(Collected data)
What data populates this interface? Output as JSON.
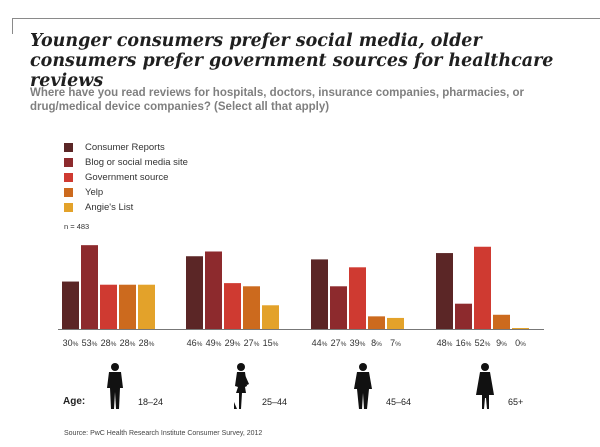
{
  "title": "Younger consumers prefer social media, older consumers prefer government sources for healthcare reviews",
  "subtitle": "Where have you read reviews for hospitals, doctors, insurance companies, pharmacies, or drug/medical device companies? (Select all that apply)",
  "n_label": "n = 483",
  "age_prefix": "Age:",
  "source": "Source: PwC Health Research Institute Consumer Survey, 2012",
  "chart_data": {
    "type": "bar",
    "title": "Younger consumers prefer social media, older consumers prefer government sources for healthcare reviews",
    "xlabel": "Age",
    "ylabel": "",
    "ylim": [
      0,
      55
    ],
    "grid": false,
    "legend_position": "top-left",
    "categories": [
      "18–24",
      "25–44",
      "45–64",
      "65+"
    ],
    "series": [
      {
        "name": "Consumer Reports",
        "color": "#5b2626",
        "values": [
          30,
          46,
          44,
          48
        ]
      },
      {
        "name": "Blog or social media site",
        "color": "#8d2a2d",
        "values": [
          53,
          49,
          27,
          16
        ]
      },
      {
        "name": "Government source",
        "color": "#cf3a31",
        "values": [
          28,
          29,
          39,
          52
        ]
      },
      {
        "name": "Yelp",
        "color": "#cc6a1e",
        "values": [
          28,
          27,
          8,
          9
        ]
      },
      {
        "name": "Angie's List",
        "color": "#e3a22a",
        "values": [
          28,
          15,
          7,
          0
        ]
      }
    ],
    "value_suffix": "%"
  }
}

WRITTEN REQUEST. Write out every line of the data that holds the word "color".

WRITTEN SOLUTION.
        "color": "#5b2626",
        "color": "#8d2a2d",
        "color": "#cf3a31",
        "color": "#cc6a1e",
        "color": "#e3a22a",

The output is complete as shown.